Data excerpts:
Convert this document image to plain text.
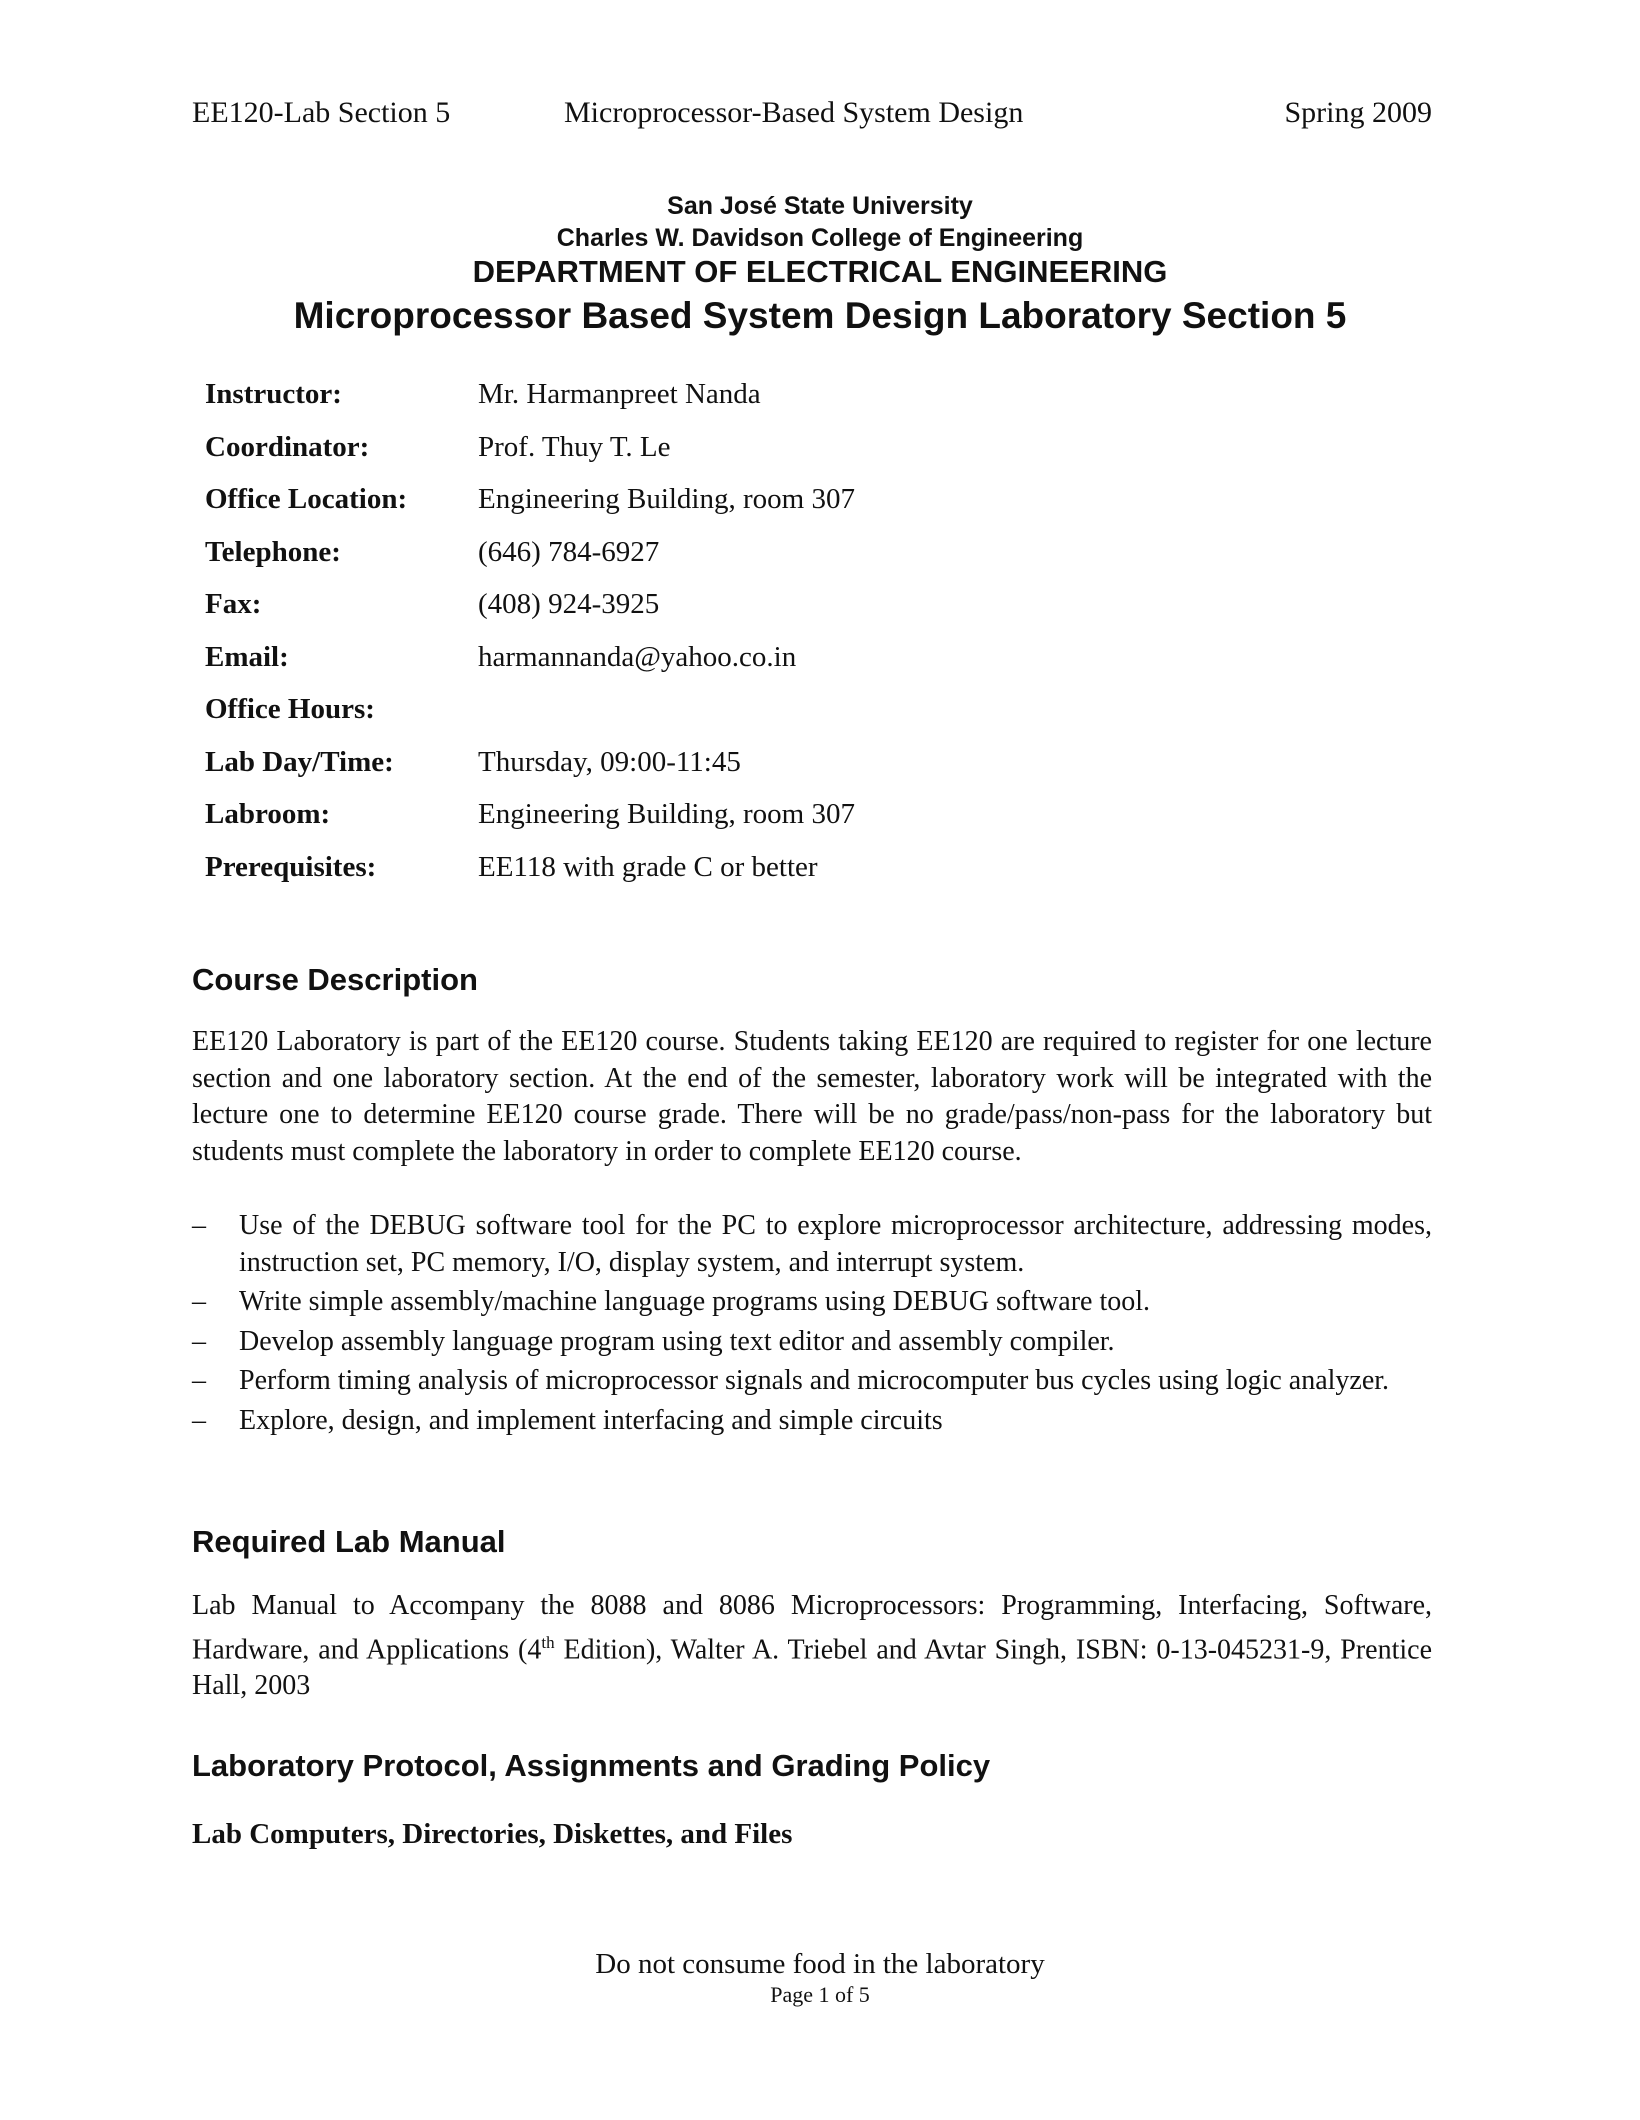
EE120-Lab Section 5	Microprocessor-Based System Design	Spring 2009
San José State University
Charles W. Davidson College of Engineering
DEPARTMENT OF ELECTRICAL ENGINEERING
Microprocessor Based System Design Laboratory Section 5
Instructor:	Mr. Harmanpreet Nanda
Coordinator:	Prof. Thuy T. Le
Office Location: Engineering Building, room 307
Telephone:	(646) 784-6927
Fax:	(408) 924-3925
Email:	harmannanda@yahoo.co.in
Office Hours:
Lab Day/Time:	Thursday, 09:00-11:45
Labroom:	Engineering Building, room 307
Prerequisites:	EE118 with grade C or better
Course Description
EE120 Laboratory is part of the EE120 course. Students taking EE120 are required to register for one lecture section and one laboratory section. At the end of the semester, laboratory work will be integrated with the lecture one to determine EE120 course grade. There will be no grade/pass/non-pass for the laboratory but students must complete the laboratory in order to complete EE120 course.
– Use of the DEBUG software tool for the PC to explore microprocessor architecture, addressing modes, instruction set, PC memory, I/O, display system, and interrupt system.
– Write simple assembly/machine language programs using DEBUG software tool.
– Develop assembly language program using text editor and assembly compiler.
– Perform timing analysis of microprocessor signals and microcomputer bus cycles using logic analyzer.
– Explore, design, and implement interfacing and simple circuits
Required Lab Manual
Lab Manual to Accompany the 8088 and 8086 Microprocessors: Programming, Interfacing, Software, Hardware, and Applications (4th Edition), Walter A. Triebel and Avtar Singh, ISBN: 0-13-045231-9, Prentice Hall, 2003
Laboratory Protocol, Assignments and Grading Policy
Lab Computers, Directories, Diskettes, and Files
Do not consume food in the laboratory
Page 1 of 5
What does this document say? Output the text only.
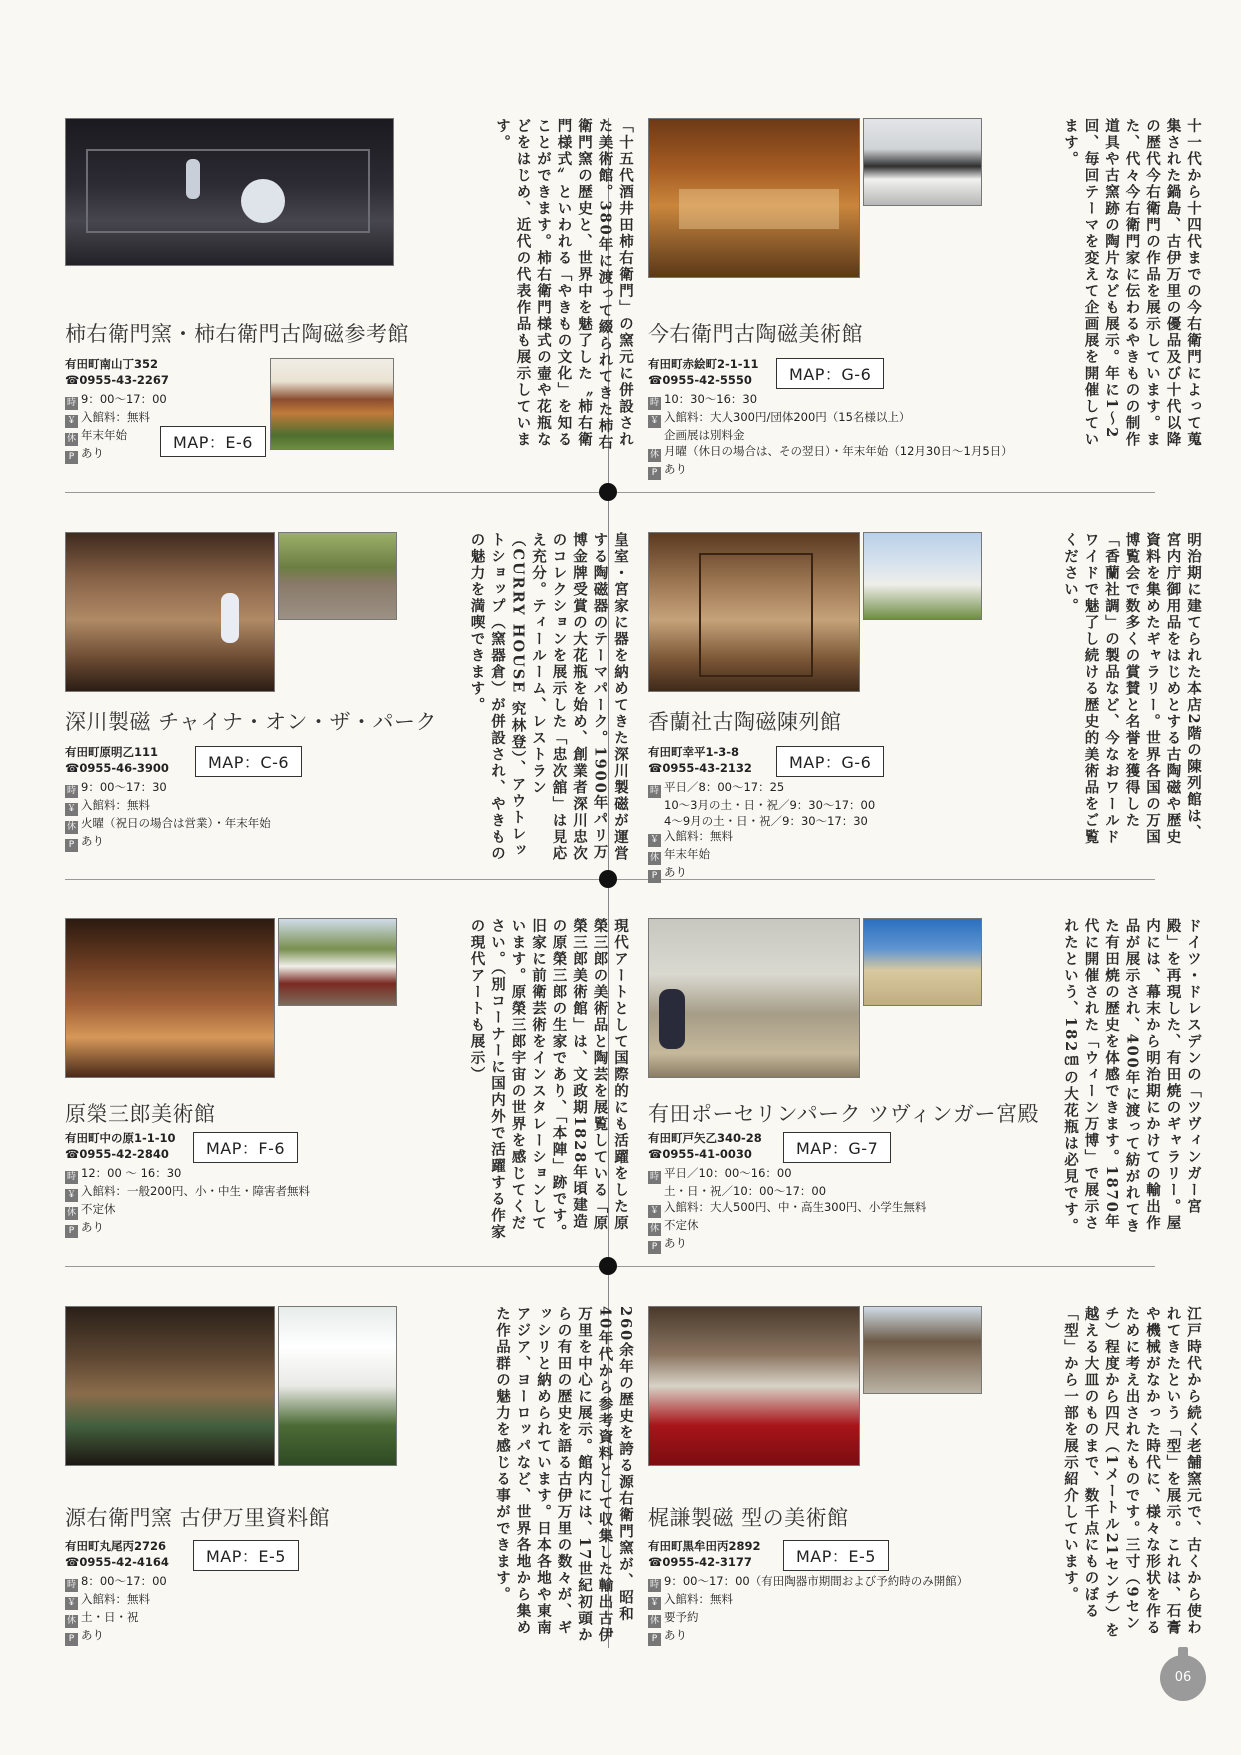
柿右衛門窯・柿右衛門古陶磁参考館
有田町南山丁352
☎0955-43-2267
MAP：E-6
時 9：00～17：00
￥ 入館料：無料
休 年末年始
P あり
「十五代酒井田柿右衛門」の窯元に併設された美術館。380年に渡って綴られてきた柿右衛門窯の歴史と、世界中を魅了した〝柿右衛門様式〟といわれる「やきもの文化」を知ることができます。柿右衛門様式の壷や花瓶などをはじめ、近代の代表作品も展示しています。
今右衛門古陶磁美術館
有田町赤絵町2-1-11
☎0955-42-5550	MAP：G-6
時 10：30～16：30
￥ 入館料：大人300円/団体200円（15名様以上）
企画展は別料金
休 月曜（休日の場合は、その翌日）・年末年始（12月30日～1月5日）
P あり
十一代から十四代までの今右衛門によって蒐集された鍋島、古伊万里の優品及び十代以降の歴代今右衛門の作品を展示しています。また、代々今右衛門家に伝わるやきものの制作道具や古窯跡の陶片なども展示。年に1～2回、毎回テーマを変えて企画展を開催しています。
深川製磁 チャイナ・オン・ザ・パーク
有田町原明乙111
☎0955-46-3900	MAP：C-6
時 9：00～17：30
￥ 入館料：無料
休 火曜（祝日の場合は営業）・年末年始
P あり	皇室・宮家に器を納めてきた深川製磁が運営する陶磁器のテーマパーク。1900年パリ万博金牌受賞の大花瓶を始め、創業者深川忠次のコレクションを展示した「忠次舘」は見応え充分。ティールーム、レストラン（CURRY HOUSE 究林登）、アウトレットショップ（窯器倉）が併設され、やきものの魅力を満喫できます。
香蘭社古陶磁陳列館
有田町幸平1-3-8
☎0955-43-2132	MAP：G-6
時 平日／8：00～17：25
10～3月の土・日・祝／9：30～17：00
4～9月の土・日・祝／9：30～17：30
￥ 入館料：無料
休 年末年始
P あり
明治期に建てられた本店2階の陳列館は、宮内庁御用品をはじめとする古陶磁や歴史資料を集めたギャラリー。世界各国の万国博覧会で数多くの賞賛と名誉を獲得した「香蘭社調」の製品など、今なおワールドワイドで魅了し続ける歴史的美術品をご覧ください。
原榮三郎美術館
有田町中の原1-1-10
☎0955-42-2840	MAP：F-6
時 12：00 ～ 16：30
￥ 入館料：一般200円、小・中生・障害者無料
休 不定休
P あり	現代アートとして国際的にも活躍をした原榮三郎の美術品と陶芸を展覧している「原榮三郎美術館」は、文政期1828年頃建造の原榮三郎の生家であり、「本陣」跡です。旧家に前衛芸術をインスタレーションしています。原榮三郎宇宙の世界を感じてください。（別コーナーに国内外で活躍する作家の現代アートも展示）
有田ポーセリンパーク ツヴィンガー宮殿
有田町戸矢乙340-28
☎0955-41-0030	MAP：G-7
時 平日／10：00～16：00
土・日・祝／10：00～17：00
￥ 入館料：大人500円、中・高生300円、小学生無料
休 不定休
P あり
ドイツ・ドレスデンの「ツヴィンガー宮殿」を再現した、有田焼のギャラリー。屋内には、幕末から明治期にかけての輸出作品が展示され、400年に渡って紡がれてきた有田焼の歴史を体感できます。1870年代に開催された「ウィーン万博」で展示されたという、182㎝の大花瓶は必見です。
源右衛門窯 古伊万里資料館
有田町丸尾丙2726
☎0955-42-4164	MAP：E-5
時 8：00～17：00
￥ 入館料：無料
休 土・日・祝
P あり
260余年の歴史を誇る源右衛門窯が、昭和40年代から参考資料として収集した輸出古伊万里を中心に展示。館内には、17世紀初頭からの有田の歴史を語る古伊万里の数々が、ギッシリと納められています。日本各地や東南アジア、ヨーロッパなど、世界各地から集めた作品群の魅力を感じる事ができます。	梶謙製磁 型の美術館
有田町黒牟田丙2892
☎0955-42-3177	MAP：E-5
時 9：00～17：00（有田陶器市期間および予約時のみ開館）
￥ 入館料：無料
休 要予約
P あり	江戸時代から続く老舗窯元で、古くから使われてきたという「型」を展示。これは、石膏や機械がなかった時代に、様々な形状を作るために考え出されたものです。三寸（9センチ）程度から四尺（1メートル21センチ）を越える大皿のものまで、数千点にものぼる「型」から一部を展示紹介しています。
06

WHAT YOU HAVE TO DO: Above are the records; reproduce them exactly and leave out the pictures.

TASK RESULT:
Convert this document image to plain text.
EE120-Lab Section 5	Microprocessor-Based System Design	Spring 2009
San José State University
Charles W. Davidson College of Engineering
DEPARTMENT OF ELECTRICAL ENGINEERING
Microprocessor Based System Design Laboratory Section 5
Instructor:	Mr. Harmanpreet Nanda
Coordinator:	Prof. Thuy T. Le
Office Location: Engineering Building, room 307
Telephone:	(646) 784-6927
Fax:	(408) 924-3925
Email:	harmannanda@yahoo.co.in
Office Hours:
Lab Day/Time:	Thursday, 09:00-11:45
Labroom:	Engineering Building, room 307
Prerequisites:	EE118 with grade C or better
Course Description
EE120 Laboratory is part of the EE120 course. Students taking EE120 are required to register for one lecture section and one laboratory section. At the end of the semester, laboratory work will be integrated with the lecture one to determine EE120 course grade. There will be no grade/pass/non-pass for the laboratory but students must complete the laboratory in order to complete EE120 course.
– Use of the DEBUG software tool for the PC to explore microprocessor architecture, addressing modes, instruction set, PC memory, I/O, display system, and interrupt system.
– Write simple assembly/machine language programs using DEBUG software tool.
– Develop assembly language program using text editor and assembly compiler.
– Perform timing analysis of microprocessor signals and microcomputer bus cycles using logic analyzer.
– Explore, design, and implement interfacing and simple circuits
Required Lab Manual
Lab Manual to Accompany the 8088 and 8086 Microprocessors: Programming, Interfacing, Software, Hardware, and Applications (4th Edition), Walter A. Triebel and Avtar Singh, ISBN: 0-13-045231-9, Prentice Hall, 2003
Laboratory Protocol, Assignments and Grading Policy
Lab Computers, Directories, Diskettes, and Files
Do not consume food in the laboratory
Page 1 of 5
What does this document say? Output the text only.
柿右衛門窯・柿右衛門古陶磁参考館
有田町南山丁352
☎0955-43-2267
MAP：E-6
時 9：00～17：00
￥ 入館料：無料
休 年末年始
P あり
「十五代酒井田柿右衛門」の窯元に併設された美術館。380年に渡って綴られてきた柿右衛門窯の歴史と、世界中を魅了した〝柿右衛門様式〟といわれる「やきもの文化」を知ることができます。柿右衛門様式の壷や花瓶などをはじめ、近代の代表作品も展示しています。
今右衛門古陶磁美術館
有田町赤絵町2-1-11
☎0955-42-5550	MAP：G-6
時 10：30～16：30
￥ 入館料：大人300円/団体200円（15名様以上）
企画展は別料金
休 月曜（休日の場合は、その翌日）・年末年始（12月30日～1月5日）
P あり
十一代から十四代までの今右衛門によって蒐集された鍋島、古伊万里の優品及び十代以降の歴代今右衛門の作品を展示しています。また、代々今右衛門家に伝わるやきものの制作道具や古窯跡の陶片なども展示。年に1～2回、毎回テーマを変えて企画展を開催しています。
深川製磁 チャイナ・オン・ザ・パーク
有田町原明乙111
☎0955-46-3900	MAP：C-6
時 9：00～17：30
￥ 入館料：無料
休 火曜（祝日の場合は営業）・年末年始
P あり	皇室・宮家に器を納めてきた深川製磁が運営する陶磁器のテーマパーク。1900年パリ万博金牌受賞の大花瓶を始め、創業者深川忠次のコレクションを展示した「忠次舘」は見応え充分。ティールーム、レストラン（CURRY HOUSE 究林登）、アウトレットショップ（窯器倉）が併設され、やきものの魅力を満喫できます。
香蘭社古陶磁陳列館
有田町幸平1-3-8
☎0955-43-2132	MAP：G-6
時 平日／8：00～17：25
10～3月の土・日・祝／9：30～17：00
4～9月の土・日・祝／9：30～17：30
￥ 入館料：無料
休 年末年始
P あり
明治期に建てられた本店2階の陳列館は、宮内庁御用品をはじめとする古陶磁や歴史資料を集めたギャラリー。世界各国の万国博覧会で数多くの賞賛と名誉を獲得した「香蘭社調」の製品など、今なおワールドワイドで魅了し続ける歴史的美術品をご覧ください。
原榮三郎美術館
有田町中の原1-1-10
☎0955-42-2840	MAP：F-6
時 12：00 ～ 16：30
￥ 入館料：一般200円、小・中生・障害者無料
休 不定休
P あり	現代アートとして国際的にも活躍をした原榮三郎の美術品と陶芸を展覧している「原榮三郎美術館」は、文政期1828年頃建造の原榮三郎の生家であり、「本陣」跡です。旧家に前衛芸術をインスタレーションしています。原榮三郎宇宙の世界を感じてください。（別コーナーに国内外で活躍する作家の現代アートも展示）
有田ポーセリンパーク ツヴィンガー宮殿
有田町戸矢乙340-28
☎0955-41-0030	MAP：G-7
時 平日／10：00～16：00
土・日・祝／10：00～17：00
￥ 入館料：大人500円、中・高生300円、小学生無料
休 不定休
P あり
ドイツ・ドレスデンの「ツヴィンガー宮殿」を再現した、有田焼のギャラリー。屋内には、幕末から明治期にかけての輸出作品が展示され、400年に渡って紡がれてきた有田焼の歴史を体感できます。1870年代に開催された「ウィーン万博」で展示されたという、182㎝の大花瓶は必見です。
源右衛門窯 古伊万里資料館
有田町丸尾丙2726
☎0955-42-4164	MAP：E-5
時 8：00～17：00
￥ 入館料：無料
休 土・日・祝
P あり
260余年の歴史を誇る源右衛門窯が、昭和40年代から参考資料として収集した輸出古伊万里を中心に展示。館内には、17世紀初頭からの有田の歴史を語る古伊万里の数々が、ギッシリと納められています。日本各地や東南アジア、ヨーロッパなど、世界各地から集めた作品群の魅力を感じる事ができます。	梶謙製磁 型の美術館
有田町黒牟田丙2892
☎0955-42-3177	MAP：E-5
時 9：00～17：00（有田陶器市期間および予約時のみ開館）
￥ 入館料：無料
休 要予約
P あり	江戸時代から続く老舗窯元で、古くから使われてきたという「型」を展示。これは、石膏や機械がなかった時代に、様々な形状を作るために考え出されたものです。三寸（9センチ）程度から四尺（1メートル21センチ）を越える大皿のものまで、数千点にものぼる「型」から一部を展示紹介しています。
06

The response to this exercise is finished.